TASK TO COMPLETE:
In the copy, include every entry exactly but none of the pictures.

RECORDS PROVIDED:
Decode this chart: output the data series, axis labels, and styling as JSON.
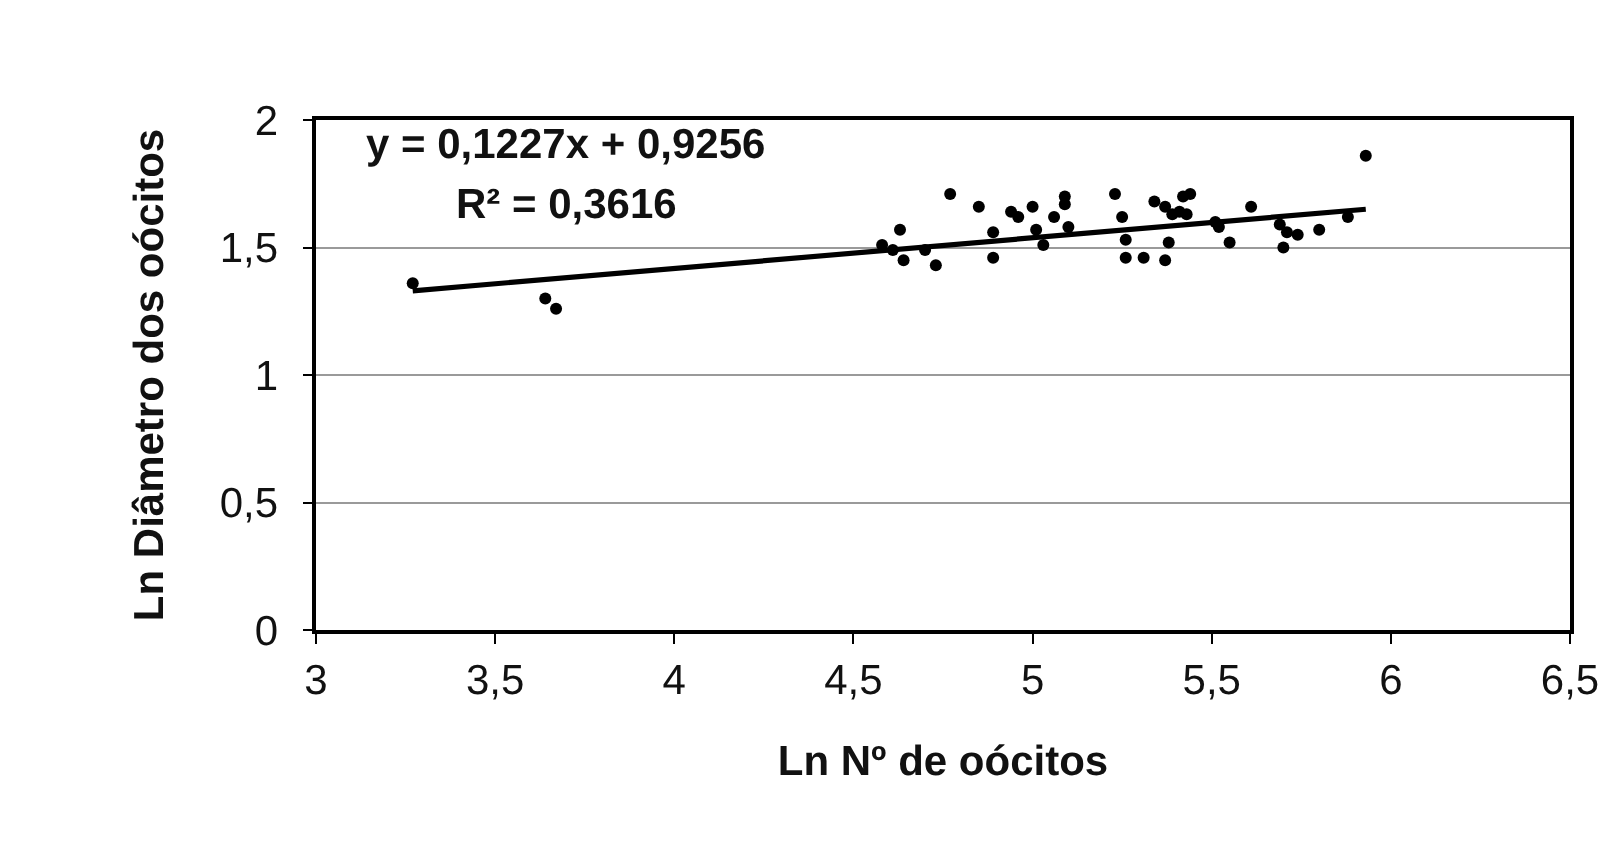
{
  "chart_data": {
    "type": "scatter",
    "xlabel": "Ln Nº de oócitos",
    "ylabel": "Ln Diâmetro dos oócitos",
    "annotations": [
      "y = 0,1227x + 0,9256",
      "R² = 0,3616"
    ],
    "xlim": [
      3,
      6.5
    ],
    "xticks": [
      3,
      {
        "value": 3.5,
        "label": "3,5"
      },
      4,
      {
        "value": 4.5,
        "label": "4,5"
      },
      5,
      {
        "value": 5.5,
        "label": "5,5"
      },
      6,
      {
        "value": 6.5,
        "label": "6,5"
      }
    ],
    "ylim": [
      0,
      2
    ],
    "yticks": [
      0,
      {
        "value": 0.5,
        "label": "0,5"
      },
      1,
      {
        "value": 1.5,
        "label": "1,5"
      },
      2
    ],
    "grid": "y",
    "marker": "circle",
    "series": [
      {
        "color": "#000000",
        "x": [
          3.27,
          3.64,
          3.67,
          4.58,
          4.61,
          4.63,
          4.64,
          4.7,
          4.73,
          4.77,
          4.85,
          4.89,
          4.89,
          4.94,
          4.96,
          5.0,
          5.01,
          5.03,
          5.06,
          5.09,
          5.09,
          5.1,
          5.23,
          5.25,
          5.26,
          5.26,
          5.31,
          5.34,
          5.37,
          5.37,
          5.38,
          5.39,
          5.41,
          5.42,
          5.43,
          5.44,
          5.51,
          5.52,
          5.55,
          5.61,
          5.69,
          5.7,
          5.71,
          5.74,
          5.8,
          5.88,
          5.93
        ],
        "values": [
          1.36,
          1.3,
          1.26,
          1.51,
          1.49,
          1.57,
          1.45,
          1.49,
          1.43,
          1.71,
          1.66,
          1.56,
          1.46,
          1.64,
          1.62,
          1.66,
          1.57,
          1.51,
          1.62,
          1.7,
          1.67,
          1.58,
          1.71,
          1.62,
          1.53,
          1.46,
          1.46,
          1.68,
          1.66,
          1.45,
          1.52,
          1.63,
          1.64,
          1.7,
          1.63,
          1.71,
          1.6,
          1.58,
          1.52,
          1.66,
          1.59,
          1.5,
          1.56,
          1.55,
          1.57,
          1.62,
          1.86
        ]
      },
      {
        "type": "line",
        "color": "#000000",
        "marker": "none",
        "x": [
          3.27,
          5.93
        ],
        "values": [
          1.33,
          1.65
        ]
      }
    ]
  }
}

ANSWER TO THE TASK:
Decode this chart: output the data series, axis labels, and styling as JSON.
{
  "chart_data": {
    "type": "scatter",
    "xlabel": "Ln Nº de oócitos",
    "ylabel": "Ln Diâmetro dos oócitos",
    "annotations": [
      "y = 0,1227x + 0,9256",
      "R² = 0,3616"
    ],
    "xlim": [
      3,
      6.5
    ],
    "xticks": [
      3,
      {
        "value": 3.5,
        "label": "3,5"
      },
      4,
      {
        "value": 4.5,
        "label": "4,5"
      },
      5,
      {
        "value": 5.5,
        "label": "5,5"
      },
      6,
      {
        "value": 6.5,
        "label": "6,5"
      }
    ],
    "ylim": [
      0,
      2
    ],
    "yticks": [
      0,
      {
        "value": 0.5,
        "label": "0,5"
      },
      1,
      {
        "value": 1.5,
        "label": "1,5"
      },
      2
    ],
    "grid": "y",
    "marker": "circle",
    "series": [
      {
        "color": "#000000",
        "x": [
          3.27,
          3.64,
          3.67,
          4.58,
          4.61,
          4.63,
          4.64,
          4.7,
          4.73,
          4.77,
          4.85,
          4.89,
          4.89,
          4.94,
          4.96,
          5.0,
          5.01,
          5.03,
          5.06,
          5.09,
          5.09,
          5.1,
          5.23,
          5.25,
          5.26,
          5.26,
          5.31,
          5.34,
          5.37,
          5.37,
          5.38,
          5.39,
          5.41,
          5.42,
          5.43,
          5.44,
          5.51,
          5.52,
          5.55,
          5.61,
          5.69,
          5.7,
          5.71,
          5.74,
          5.8,
          5.88,
          5.93
        ],
        "values": [
          1.36,
          1.3,
          1.26,
          1.51,
          1.49,
          1.57,
          1.45,
          1.49,
          1.43,
          1.71,
          1.66,
          1.56,
          1.46,
          1.64,
          1.62,
          1.66,
          1.57,
          1.51,
          1.62,
          1.7,
          1.67,
          1.58,
          1.71,
          1.62,
          1.53,
          1.46,
          1.46,
          1.68,
          1.66,
          1.45,
          1.52,
          1.63,
          1.64,
          1.7,
          1.63,
          1.71,
          1.6,
          1.58,
          1.52,
          1.66,
          1.59,
          1.5,
          1.56,
          1.55,
          1.57,
          1.62,
          1.86
        ]
      },
      {
        "type": "line",
        "color": "#000000",
        "marker": "none",
        "x": [
          3.27,
          5.93
        ],
        "values": [
          1.33,
          1.65
        ]
      }
    ]
  }
}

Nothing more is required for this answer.